AIM OF THE TASK: Copy every line from the records below that holds the word "Normal".

RECORDED DATA:
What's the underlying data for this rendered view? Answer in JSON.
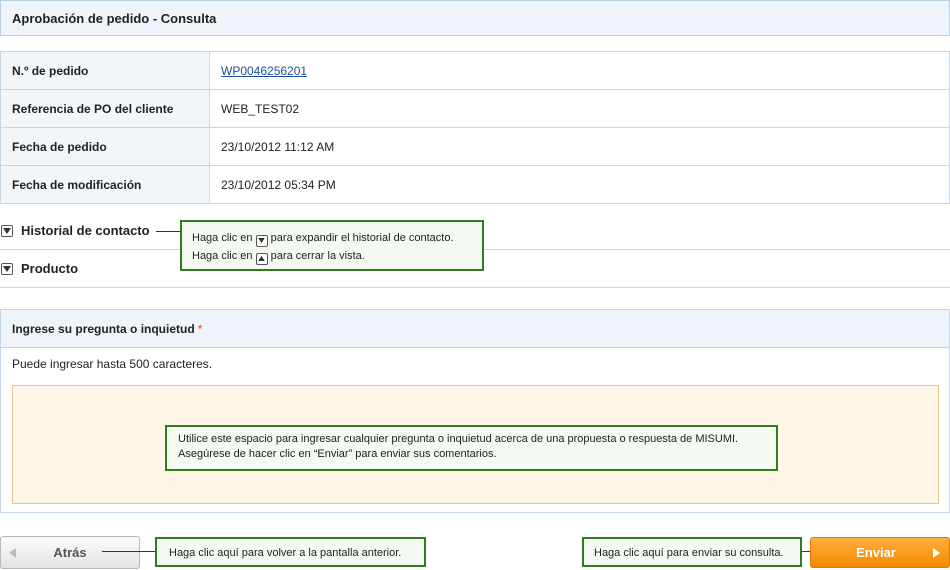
{
  "header": {
    "title": "Aprobación de pedido - Consulta"
  },
  "order_info": {
    "rows": [
      {
        "label": "N.º de pedido",
        "value": "WP0046256201",
        "is_link": true
      },
      {
        "label": "Referencia de PO del cliente",
        "value": "WEB_TEST02"
      },
      {
        "label": "Fecha de pedido",
        "value": "23/10/2012 11:12 AM"
      },
      {
        "label": "Fecha de modificación",
        "value": "23/10/2012 05:34 PM"
      }
    ]
  },
  "sections": {
    "contact_history": "Historial de contacto",
    "product": "Producto"
  },
  "callouts": {
    "expand": {
      "line1_before": "Haga clic en",
      "line1_after": "para expandir el historial de contacto.",
      "line2_before": "Haga clic en",
      "line2_after": "para cerrar la vista."
    },
    "textarea": {
      "line1": "Utilice este espacio para ingresar cualquier pregunta o inquietud acerca de una propuesta o respuesta de MISUMI.",
      "line2": "Asegúrese de hacer clic en “Enviar” para enviar sus comentarios."
    },
    "back": "Haga clic aquí para volver a la pantalla anterior.",
    "submit": "Haga clic aquí para enviar su consulta."
  },
  "inquiry": {
    "label": "Ingrese su pregunta o inquietud",
    "required_mark": "*",
    "hint": "Puede ingresar hasta 500 caracteres.",
    "value": ""
  },
  "buttons": {
    "back_label": "Atrás",
    "submit_label": "Enviar"
  },
  "colors": {
    "accent_orange": "#f28a00",
    "callout_border": "#2f7d1f",
    "header_bg": "#eef4fa",
    "link": "#1a50a0"
  },
  "icons": {
    "toggle": "triangle-down-icon",
    "collapse": "triangle-up-icon",
    "back": "triangle-left-icon",
    "submit": "triangle-right-icon"
  }
}
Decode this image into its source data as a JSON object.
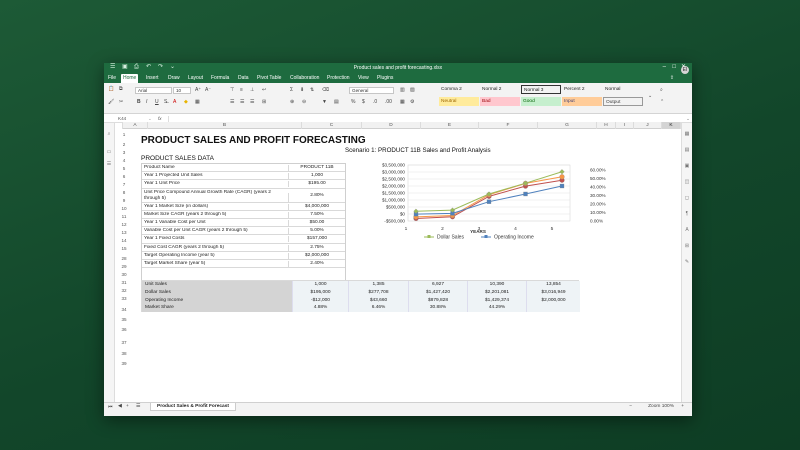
{
  "window": {
    "title": "Product sales and profit forecasting.xlsx",
    "avatar": "EI"
  },
  "menu_tabs": [
    "File",
    "Home",
    "Insert",
    "Draw",
    "Layout",
    "Formula",
    "Data",
    "Pivot Table",
    "Collaboration",
    "Protection",
    "View",
    "Plugins"
  ],
  "ribbon": {
    "font_name": "Arial",
    "font_size": "10",
    "number_format": "General",
    "styles": [
      {
        "label": "Comma 2",
        "bg": "#ffffff",
        "color": "#222222"
      },
      {
        "label": "Normal 2",
        "bg": "#ffffff",
        "color": "#222222"
      },
      {
        "label": "Normal 3",
        "bg": "#ffffff",
        "color": "#222222"
      },
      {
        "label": "Percent 2",
        "bg": "#ffffff",
        "color": "#222222"
      },
      {
        "label": "Normal",
        "bg": "#ffffff",
        "color": "#222222"
      },
      {
        "label": "Neutral",
        "bg": "#ffeb9c",
        "color": "#9c6500"
      },
      {
        "label": "Bad",
        "bg": "#ffc7ce",
        "color": "#9c0006"
      },
      {
        "label": "Good",
        "bg": "#c6efce",
        "color": "#006100"
      },
      {
        "label": "Input",
        "bg": "#ffcc99",
        "color": "#3f3f76"
      },
      {
        "label": "Output",
        "bg": "#f2f2f2",
        "color": "#3f3f3f"
      }
    ]
  },
  "formula_bar": {
    "name_box": "K44",
    "fx": "fx"
  },
  "columns": [
    "A",
    "B",
    "C",
    "D",
    "E",
    "F",
    "G",
    "H",
    "I",
    "J",
    "K"
  ],
  "rows": [
    "1",
    "2",
    "3",
    "4",
    "5",
    "6",
    "7",
    "8",
    "9",
    "10",
    "11",
    "12",
    "13",
    "14",
    "15",
    "28",
    "29",
    "30",
    "31",
    "32",
    "33",
    "34",
    "35",
    "36",
    "37",
    "38",
    "39"
  ],
  "sheet": {
    "title": "PRODUCT SALES AND PROFIT FORECASTING",
    "section_title": "PRODUCT SALES DATA",
    "inputs": [
      {
        "label": "Product Name",
        "value": "PRODUCT 11B"
      },
      {
        "label": "Year 1 Projected Unit Sales",
        "value": "1,000"
      },
      {
        "label": "Year 1 Unit Price",
        "value": "$195.00"
      },
      {
        "label": "Unit Price Compound Annual Growth Rate (CAGR) (years 2 through 5)",
        "value": "2.80%"
      },
      {
        "label": "Year 1 Market Size (in dollars)",
        "value": "$4,000,000"
      },
      {
        "label": "Market Size CAGR (years 2 through 5)",
        "value": "7.50%"
      },
      {
        "label": "Year 1 Variable Cost per Unit",
        "value": "$50.00"
      },
      {
        "label": "Variable Cost per Unit CAGR (years 2 through 5)",
        "value": "5.00%"
      },
      {
        "label": "Year 1 Fixed Costs",
        "value": "$157,000"
      },
      {
        "label": "Fixed Cost CAGR (years 2 through 5)",
        "value": "2.75%"
      },
      {
        "label": "Target Operating Income (year 5)",
        "value": "$2,000,000"
      },
      {
        "label": "Target Market Share (year 5)",
        "value": "2.40%"
      }
    ],
    "summary": [
      {
        "label": "Unit Sales",
        "values": [
          "1,000",
          "1,385",
          "6,927",
          "10,390",
          "13,854"
        ]
      },
      {
        "label": "Dollar Sales",
        "values": [
          "$195,000",
          "$277,708",
          "$1,427,420",
          "$2,201,081",
          "$3,016,949"
        ]
      },
      {
        "label": "Operating Income",
        "values": [
          "-$12,000",
          "$43,660",
          "$879,828",
          "$1,429,374",
          "$2,000,000"
        ]
      },
      {
        "label": "Market Share",
        "values": [
          "4.88%",
          "6.46%",
          "30.88%",
          "44.29%",
          ""
        ]
      }
    ]
  },
  "chart_data": {
    "type": "line",
    "title": "Scenario 1: PRODUCT 11B Sales and Profit Analysis",
    "xlabel": "YEARS",
    "x": [
      1,
      2,
      3,
      4,
      5
    ],
    "left_ticks": [
      "$3,500,000",
      "$3,000,000",
      "$2,500,000",
      "$2,000,000",
      "$1,500,000",
      "$1,000,000",
      "$500,000",
      "$0",
      "-$500,000"
    ],
    "right_ticks": [
      "60.00%",
      "50.00%",
      "40.00%",
      "30.00%",
      "20.00%",
      "10.00%",
      "0.00%"
    ],
    "ylim": [
      -500000,
      3500000
    ],
    "y2lim": [
      0,
      60
    ],
    "series": [
      {
        "name": "Dollar Sales",
        "values": [
          195000,
          277708,
          1427420,
          2201081,
          3016949
        ],
        "color": "#9bbb59",
        "axis": "left"
      },
      {
        "name": "Operating Income",
        "values": [
          -12000,
          43660,
          879828,
          1429374,
          2000000
        ],
        "color": "#4f81bd",
        "axis": "left"
      },
      {
        "name": "",
        "values": [
          4.88,
          6.46,
          30.88,
          44.29,
          52
        ],
        "color": "#f79646",
        "axis": "right"
      },
      {
        "name": "",
        "values": [
          3,
          5,
          29,
          41,
          48
        ],
        "color": "#c0504d",
        "axis": "right"
      }
    ]
  },
  "status": {
    "sheet_tab": "Product Sales & Profit Forecast",
    "zoom": "Zoom 100%",
    "add": "+"
  },
  "colors": {
    "accent": "#1e6b3f"
  }
}
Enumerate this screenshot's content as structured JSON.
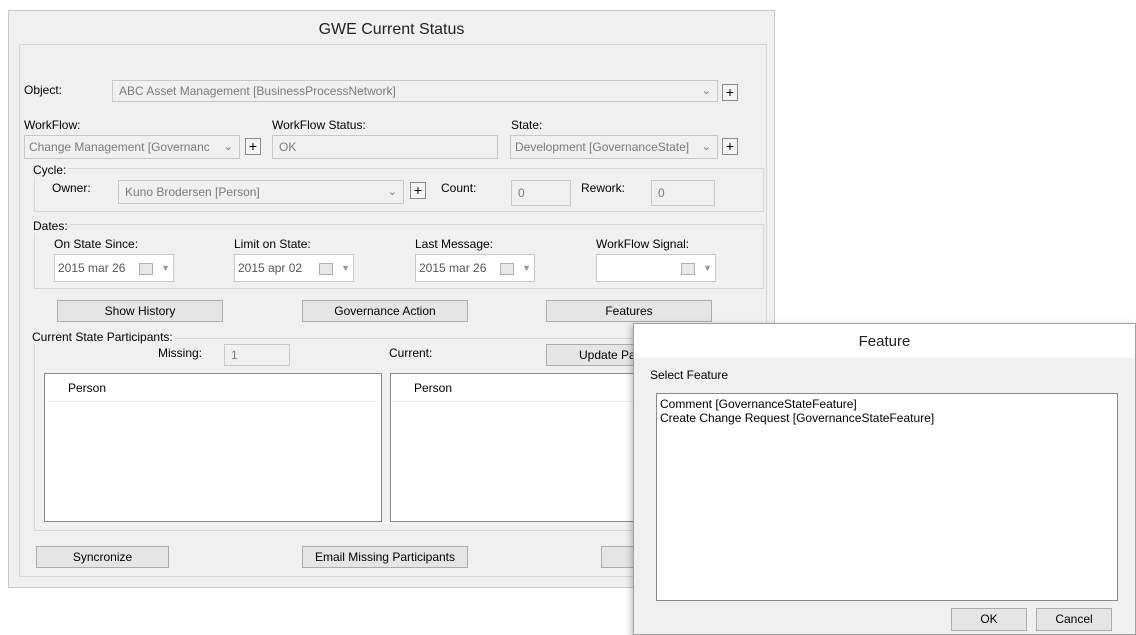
{
  "main": {
    "title": "GWE Current Status",
    "object": {
      "label": "Object:",
      "value": "ABC Asset Management [BusinessProcessNetwork]"
    },
    "workflow": {
      "label": "WorkFlow:",
      "value": "Change Management [Governanc"
    },
    "workflow_status": {
      "label": "WorkFlow Status:",
      "value": "OK"
    },
    "state": {
      "label": "State:",
      "value": "Development [GovernanceState]"
    },
    "cycle": {
      "group_label": "Cycle:",
      "owner_label": "Owner:",
      "owner_value": "Kuno Brodersen [Person]",
      "count_label": "Count:",
      "count_value": "0",
      "rework_label": "Rework:",
      "rework_value": "0"
    },
    "dates": {
      "group_label": "Dates:",
      "on_state_since_label": "On State Since:",
      "on_state_since_value": "2015 mar 26",
      "limit_on_state_label": "Limit on State:",
      "limit_on_state_value": "2015 apr 02",
      "last_message_label": "Last Message:",
      "last_message_value": "2015 mar 26",
      "workflow_signal_label": "WorkFlow Signal:",
      "workflow_signal_value": ""
    },
    "buttons": {
      "show_history": "Show History",
      "governance_action": "Governance Action",
      "features": "Features",
      "update_participants": "Update Pa",
      "syncronize": "Syncronize",
      "email_missing": "Email Missing Participants"
    },
    "participants": {
      "group_label": "Current State Participants:",
      "missing_label": "Missing:",
      "missing_value": "1",
      "current_label": "Current:",
      "missing_list_header": "Person",
      "current_list_header": "Person"
    }
  },
  "feature_dialog": {
    "title": "Feature",
    "select_label": "Select Feature",
    "items": [
      "Comment [GovernanceStateFeature]",
      "Create Change Request [GovernanceStateFeature]"
    ],
    "ok": "OK",
    "cancel": "Cancel"
  }
}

WRITTEN SOLUTION:
        "label": "Normal 2",
        "label": "Normal 3",
        "label": "Normal",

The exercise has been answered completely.